> Directions:
Repeat the material exactly as it appears.

[begin Dataset]

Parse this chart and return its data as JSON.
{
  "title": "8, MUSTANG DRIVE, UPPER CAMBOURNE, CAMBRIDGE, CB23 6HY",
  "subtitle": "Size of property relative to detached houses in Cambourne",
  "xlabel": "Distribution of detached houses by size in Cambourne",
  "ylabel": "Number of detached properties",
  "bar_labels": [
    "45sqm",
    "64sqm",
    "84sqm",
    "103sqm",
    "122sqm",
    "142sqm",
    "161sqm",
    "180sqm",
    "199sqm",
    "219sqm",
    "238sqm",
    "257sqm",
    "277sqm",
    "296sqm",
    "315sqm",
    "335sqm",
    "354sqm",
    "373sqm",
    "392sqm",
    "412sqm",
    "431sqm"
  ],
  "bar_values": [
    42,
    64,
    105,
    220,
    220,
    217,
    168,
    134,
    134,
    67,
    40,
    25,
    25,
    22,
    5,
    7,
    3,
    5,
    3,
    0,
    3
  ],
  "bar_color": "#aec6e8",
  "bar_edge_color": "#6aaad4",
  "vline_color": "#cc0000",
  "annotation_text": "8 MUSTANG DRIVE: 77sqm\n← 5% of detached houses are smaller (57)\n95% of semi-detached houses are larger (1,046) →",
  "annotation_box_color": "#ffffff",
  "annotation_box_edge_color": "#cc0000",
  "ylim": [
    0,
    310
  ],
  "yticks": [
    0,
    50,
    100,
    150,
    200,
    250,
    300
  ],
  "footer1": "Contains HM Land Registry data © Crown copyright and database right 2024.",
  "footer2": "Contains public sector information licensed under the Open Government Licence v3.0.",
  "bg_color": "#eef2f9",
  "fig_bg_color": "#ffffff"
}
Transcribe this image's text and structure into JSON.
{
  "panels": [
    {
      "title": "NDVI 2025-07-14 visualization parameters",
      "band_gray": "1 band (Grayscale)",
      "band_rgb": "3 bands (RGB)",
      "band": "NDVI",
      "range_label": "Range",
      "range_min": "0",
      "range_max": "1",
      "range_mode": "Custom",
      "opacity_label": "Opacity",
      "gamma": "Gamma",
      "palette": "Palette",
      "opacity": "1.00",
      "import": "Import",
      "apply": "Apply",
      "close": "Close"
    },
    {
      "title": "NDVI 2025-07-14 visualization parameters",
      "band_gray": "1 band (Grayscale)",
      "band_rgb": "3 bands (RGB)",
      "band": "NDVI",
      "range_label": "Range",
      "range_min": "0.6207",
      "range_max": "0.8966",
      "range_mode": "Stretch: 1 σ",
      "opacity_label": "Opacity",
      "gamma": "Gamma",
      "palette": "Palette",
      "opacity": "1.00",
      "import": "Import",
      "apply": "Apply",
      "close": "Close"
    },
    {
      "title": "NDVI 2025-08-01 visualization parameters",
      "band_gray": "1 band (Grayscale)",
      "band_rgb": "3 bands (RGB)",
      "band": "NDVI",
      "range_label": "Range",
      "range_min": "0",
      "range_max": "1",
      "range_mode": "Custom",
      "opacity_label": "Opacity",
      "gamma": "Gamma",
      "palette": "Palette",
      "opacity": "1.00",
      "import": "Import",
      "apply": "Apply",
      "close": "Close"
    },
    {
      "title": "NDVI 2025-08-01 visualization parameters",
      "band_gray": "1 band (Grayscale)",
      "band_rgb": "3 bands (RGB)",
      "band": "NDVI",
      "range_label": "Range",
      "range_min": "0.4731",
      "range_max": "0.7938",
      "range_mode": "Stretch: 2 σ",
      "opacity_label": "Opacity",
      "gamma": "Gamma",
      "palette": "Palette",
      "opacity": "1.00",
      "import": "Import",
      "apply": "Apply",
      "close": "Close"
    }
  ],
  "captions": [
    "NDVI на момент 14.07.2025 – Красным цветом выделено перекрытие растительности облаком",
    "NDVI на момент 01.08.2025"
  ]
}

[end Dataset]

> Exercise response:
Parse this chart and return its data as JSON.
{
  "title": "8, MUSTANG DRIVE, UPPER CAMBOURNE, CAMBRIDGE, CB23 6HY",
  "subtitle": "Size of property relative to detached houses in Cambourne",
  "xlabel": "Distribution of detached houses by size in Cambourne",
  "ylabel": "Number of detached properties",
  "bar_labels": [
    "45sqm",
    "64sqm",
    "84sqm",
    "103sqm",
    "122sqm",
    "142sqm",
    "161sqm",
    "180sqm",
    "199sqm",
    "219sqm",
    "238sqm",
    "257sqm",
    "277sqm",
    "296sqm",
    "315sqm",
    "335sqm",
    "354sqm",
    "373sqm",
    "392sqm",
    "412sqm",
    "431sqm"
  ],
  "bar_values": [
    42,
    64,
    105,
    220,
    220,
    217,
    168,
    134,
    134,
    67,
    40,
    25,
    25,
    22,
    5,
    7,
    3,
    5,
    3,
    0,
    3
  ],
  "bar_color": "#aec6e8",
  "bar_edge_color": "#6aaad4",
  "vline_color": "#cc0000",
  "annotation_text": "8 MUSTANG DRIVE: 77sqm\n← 5% of detached houses are smaller (57)\n95% of semi-detached houses are larger (1,046) →",
  "annotation_box_color": "#ffffff",
  "annotation_box_edge_color": "#cc0000",
  "ylim": [
    0,
    310
  ],
  "yticks": [
    0,
    50,
    100,
    150,
    200,
    250,
    300
  ],
  "footer1": "Contains HM Land Registry data © Crown copyright and database right 2024.",
  "footer2": "Contains public sector information licensed under the Open Government Licence v3.0.",
  "bg_color": "#eef2f9",
  "fig_bg_color": "#ffffff"
}
Transcribe this image's text and structure into JSON.
{
  "panels": [
    {
      "title": "NDVI 2025-07-14 visualization parameters",
      "band_gray": "1 band (Grayscale)",
      "band_rgb": "3 bands (RGB)",
      "band": "NDVI",
      "range_label": "Range",
      "range_min": "0",
      "range_max": "1",
      "range_mode": "Custom",
      "opacity_label": "Opacity",
      "gamma": "Gamma",
      "palette": "Palette",
      "opacity": "1.00",
      "import": "Import",
      "apply": "Apply",
      "close": "Close"
    },
    {
      "title": "NDVI 2025-07-14 visualization parameters",
      "band_gray": "1 band (Grayscale)",
      "band_rgb": "3 bands (RGB)",
      "band": "NDVI",
      "range_label": "Range",
      "range_min": "0.6207",
      "range_max": "0.8966",
      "range_mode": "Stretch: 1 σ",
      "opacity_label": "Opacity",
      "gamma": "Gamma",
      "palette": "Palette",
      "opacity": "1.00",
      "import": "Import",
      "apply": "Apply",
      "close": "Close"
    },
    {
      "title": "NDVI 2025-08-01 visualization parameters",
      "band_gray": "1 band (Grayscale)",
      "band_rgb": "3 bands (RGB)",
      "band": "NDVI",
      "range_label": "Range",
      "range_min": "0",
      "range_max": "1",
      "range_mode": "Custom",
      "opacity_label": "Opacity",
      "gamma": "Gamma",
      "palette": "Palette",
      "opacity": "1.00",
      "import": "Import",
      "apply": "Apply",
      "close": "Close"
    },
    {
      "title": "NDVI 2025-08-01 visualization parameters",
      "band_gray": "1 band (Grayscale)",
      "band_rgb": "3 bands (RGB)",
      "band": "NDVI",
      "range_label": "Range",
      "range_min": "0.4731",
      "range_max": "0.7938",
      "range_mode": "Stretch: 2 σ",
      "opacity_label": "Opacity",
      "gamma": "Gamma",
      "palette": "Palette",
      "opacity": "1.00",
      "import": "Import",
      "apply": "Apply",
      "close": "Close"
    }
  ],
  "captions": [
    "NDVI на момент 14.07.2025 – Красным цветом выделено перекрытие растительности облаком",
    "NDVI на момент 01.08.2025"
  ]
}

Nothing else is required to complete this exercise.